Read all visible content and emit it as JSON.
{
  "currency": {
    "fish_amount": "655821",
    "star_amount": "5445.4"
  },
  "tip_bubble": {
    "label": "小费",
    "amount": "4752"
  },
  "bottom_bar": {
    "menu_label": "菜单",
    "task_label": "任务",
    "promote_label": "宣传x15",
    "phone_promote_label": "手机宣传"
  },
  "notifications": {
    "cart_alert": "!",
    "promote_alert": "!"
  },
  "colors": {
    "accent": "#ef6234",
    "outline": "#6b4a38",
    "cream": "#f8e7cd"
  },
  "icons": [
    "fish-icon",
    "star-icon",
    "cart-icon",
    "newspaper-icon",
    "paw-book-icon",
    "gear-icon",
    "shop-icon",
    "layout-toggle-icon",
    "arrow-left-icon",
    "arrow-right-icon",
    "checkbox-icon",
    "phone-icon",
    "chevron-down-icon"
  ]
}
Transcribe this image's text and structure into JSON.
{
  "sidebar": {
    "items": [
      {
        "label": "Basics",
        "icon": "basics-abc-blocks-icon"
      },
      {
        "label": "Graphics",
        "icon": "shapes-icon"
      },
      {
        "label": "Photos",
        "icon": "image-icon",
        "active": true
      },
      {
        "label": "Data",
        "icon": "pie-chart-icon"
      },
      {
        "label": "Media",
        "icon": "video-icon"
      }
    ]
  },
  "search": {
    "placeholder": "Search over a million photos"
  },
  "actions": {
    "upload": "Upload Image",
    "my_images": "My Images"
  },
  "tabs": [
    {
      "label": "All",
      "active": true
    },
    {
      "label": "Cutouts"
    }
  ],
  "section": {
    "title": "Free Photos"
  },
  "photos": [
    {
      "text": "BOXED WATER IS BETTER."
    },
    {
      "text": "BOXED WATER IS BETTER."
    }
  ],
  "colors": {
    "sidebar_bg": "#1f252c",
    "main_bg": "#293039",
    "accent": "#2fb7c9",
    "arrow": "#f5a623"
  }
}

* Task prompt *
All lines above containing the string "JSON" are to be collected.

* Answer to the task *
Read all visible content and emit it as JSON.
Transcribe this image's text and structure into JSON.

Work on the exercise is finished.